Set task
Extract each line holding the word "this" from the entries.

Listing
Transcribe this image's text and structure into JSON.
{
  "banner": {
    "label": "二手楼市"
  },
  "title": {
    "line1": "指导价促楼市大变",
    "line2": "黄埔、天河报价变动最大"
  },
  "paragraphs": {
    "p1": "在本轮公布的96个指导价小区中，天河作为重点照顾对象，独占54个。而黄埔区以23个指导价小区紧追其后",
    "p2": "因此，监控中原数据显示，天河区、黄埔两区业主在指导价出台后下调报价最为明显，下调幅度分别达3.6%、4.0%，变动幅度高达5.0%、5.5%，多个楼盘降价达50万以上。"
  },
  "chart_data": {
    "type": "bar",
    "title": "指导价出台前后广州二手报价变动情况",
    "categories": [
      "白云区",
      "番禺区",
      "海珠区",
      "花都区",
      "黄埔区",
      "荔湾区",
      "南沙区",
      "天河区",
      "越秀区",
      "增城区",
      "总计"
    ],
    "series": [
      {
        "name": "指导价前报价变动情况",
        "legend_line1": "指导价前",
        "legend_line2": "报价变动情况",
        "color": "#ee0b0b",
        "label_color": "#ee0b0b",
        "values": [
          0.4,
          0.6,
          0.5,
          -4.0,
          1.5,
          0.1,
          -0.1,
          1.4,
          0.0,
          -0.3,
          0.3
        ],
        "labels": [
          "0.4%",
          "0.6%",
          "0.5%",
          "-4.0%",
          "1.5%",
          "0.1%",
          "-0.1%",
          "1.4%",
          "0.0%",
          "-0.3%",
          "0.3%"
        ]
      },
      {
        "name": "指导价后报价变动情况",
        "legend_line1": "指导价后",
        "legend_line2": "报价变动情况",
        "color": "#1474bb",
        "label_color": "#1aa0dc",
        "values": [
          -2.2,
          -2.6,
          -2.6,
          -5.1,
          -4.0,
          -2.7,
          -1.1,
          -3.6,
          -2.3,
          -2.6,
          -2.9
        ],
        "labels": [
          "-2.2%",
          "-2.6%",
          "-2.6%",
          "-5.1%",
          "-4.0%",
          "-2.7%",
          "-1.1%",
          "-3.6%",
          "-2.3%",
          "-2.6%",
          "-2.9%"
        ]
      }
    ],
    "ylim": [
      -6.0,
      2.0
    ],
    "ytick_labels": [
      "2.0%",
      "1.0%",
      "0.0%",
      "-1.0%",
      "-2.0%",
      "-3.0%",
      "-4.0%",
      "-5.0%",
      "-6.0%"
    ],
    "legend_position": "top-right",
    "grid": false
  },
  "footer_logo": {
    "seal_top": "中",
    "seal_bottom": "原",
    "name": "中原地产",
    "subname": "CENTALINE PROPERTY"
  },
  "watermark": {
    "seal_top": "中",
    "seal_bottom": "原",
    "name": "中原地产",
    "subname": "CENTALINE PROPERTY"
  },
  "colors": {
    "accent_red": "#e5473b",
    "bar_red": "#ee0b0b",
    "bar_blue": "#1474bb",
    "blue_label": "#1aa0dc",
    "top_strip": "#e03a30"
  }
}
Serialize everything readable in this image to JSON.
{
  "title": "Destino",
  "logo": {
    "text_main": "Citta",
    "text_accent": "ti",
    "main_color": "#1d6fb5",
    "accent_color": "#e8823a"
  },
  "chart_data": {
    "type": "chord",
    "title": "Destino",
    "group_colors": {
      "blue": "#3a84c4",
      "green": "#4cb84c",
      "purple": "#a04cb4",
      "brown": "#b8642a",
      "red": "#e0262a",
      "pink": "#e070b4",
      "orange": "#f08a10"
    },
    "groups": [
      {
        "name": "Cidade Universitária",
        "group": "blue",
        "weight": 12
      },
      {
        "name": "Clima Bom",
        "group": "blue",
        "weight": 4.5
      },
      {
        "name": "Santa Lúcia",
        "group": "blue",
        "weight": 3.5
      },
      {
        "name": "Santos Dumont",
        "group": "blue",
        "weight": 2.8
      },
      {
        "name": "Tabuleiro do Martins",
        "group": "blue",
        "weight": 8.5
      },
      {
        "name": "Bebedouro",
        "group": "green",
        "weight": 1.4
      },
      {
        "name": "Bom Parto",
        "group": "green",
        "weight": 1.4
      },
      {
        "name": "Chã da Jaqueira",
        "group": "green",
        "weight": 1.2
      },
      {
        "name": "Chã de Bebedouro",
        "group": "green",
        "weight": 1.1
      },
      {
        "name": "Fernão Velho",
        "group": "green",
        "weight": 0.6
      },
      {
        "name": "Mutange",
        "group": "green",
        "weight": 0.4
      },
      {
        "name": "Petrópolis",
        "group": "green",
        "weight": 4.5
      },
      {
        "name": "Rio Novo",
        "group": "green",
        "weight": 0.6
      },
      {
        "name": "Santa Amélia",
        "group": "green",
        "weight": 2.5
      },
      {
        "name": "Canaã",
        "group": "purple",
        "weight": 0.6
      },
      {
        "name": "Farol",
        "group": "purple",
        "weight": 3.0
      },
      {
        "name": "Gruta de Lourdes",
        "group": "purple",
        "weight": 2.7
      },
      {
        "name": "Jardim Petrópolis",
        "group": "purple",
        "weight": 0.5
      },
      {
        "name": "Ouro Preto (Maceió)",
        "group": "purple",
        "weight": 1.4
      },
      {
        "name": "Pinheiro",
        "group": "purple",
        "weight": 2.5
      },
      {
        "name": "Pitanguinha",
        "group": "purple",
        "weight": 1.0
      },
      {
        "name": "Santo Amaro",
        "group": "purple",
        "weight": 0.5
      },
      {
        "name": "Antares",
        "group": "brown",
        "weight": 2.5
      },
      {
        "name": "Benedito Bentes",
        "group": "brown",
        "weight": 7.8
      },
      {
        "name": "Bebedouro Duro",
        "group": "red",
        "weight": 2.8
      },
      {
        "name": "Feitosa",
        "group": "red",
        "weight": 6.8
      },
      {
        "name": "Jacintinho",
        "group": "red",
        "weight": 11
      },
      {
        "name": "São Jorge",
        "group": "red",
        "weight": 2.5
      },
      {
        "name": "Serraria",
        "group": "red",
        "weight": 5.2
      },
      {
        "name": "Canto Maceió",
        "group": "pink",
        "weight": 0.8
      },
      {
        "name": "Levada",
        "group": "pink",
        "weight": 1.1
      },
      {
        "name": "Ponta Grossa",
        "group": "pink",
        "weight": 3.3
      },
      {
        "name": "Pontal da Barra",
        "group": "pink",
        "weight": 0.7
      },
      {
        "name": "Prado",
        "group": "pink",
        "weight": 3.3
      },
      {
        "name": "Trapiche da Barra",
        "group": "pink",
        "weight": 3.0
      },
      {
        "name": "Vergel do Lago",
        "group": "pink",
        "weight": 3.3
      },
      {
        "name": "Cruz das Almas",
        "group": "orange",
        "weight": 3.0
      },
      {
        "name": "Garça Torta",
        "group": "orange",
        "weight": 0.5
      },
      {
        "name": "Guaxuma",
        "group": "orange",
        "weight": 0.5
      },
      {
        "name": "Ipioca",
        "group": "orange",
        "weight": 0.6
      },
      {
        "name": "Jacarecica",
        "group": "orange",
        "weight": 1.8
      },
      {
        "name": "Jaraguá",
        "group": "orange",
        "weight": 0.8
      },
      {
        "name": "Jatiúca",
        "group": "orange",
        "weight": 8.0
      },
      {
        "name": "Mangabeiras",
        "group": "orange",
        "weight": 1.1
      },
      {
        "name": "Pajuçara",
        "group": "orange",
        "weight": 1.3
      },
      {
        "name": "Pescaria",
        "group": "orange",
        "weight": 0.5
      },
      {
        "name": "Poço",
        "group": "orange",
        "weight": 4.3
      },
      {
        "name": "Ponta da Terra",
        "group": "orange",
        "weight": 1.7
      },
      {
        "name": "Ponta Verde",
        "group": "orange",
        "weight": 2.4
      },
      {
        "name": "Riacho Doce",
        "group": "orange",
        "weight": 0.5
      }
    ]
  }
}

In response
Transcribe this image's text and structure into JSON.
Serialize everything readable in this image to JSON.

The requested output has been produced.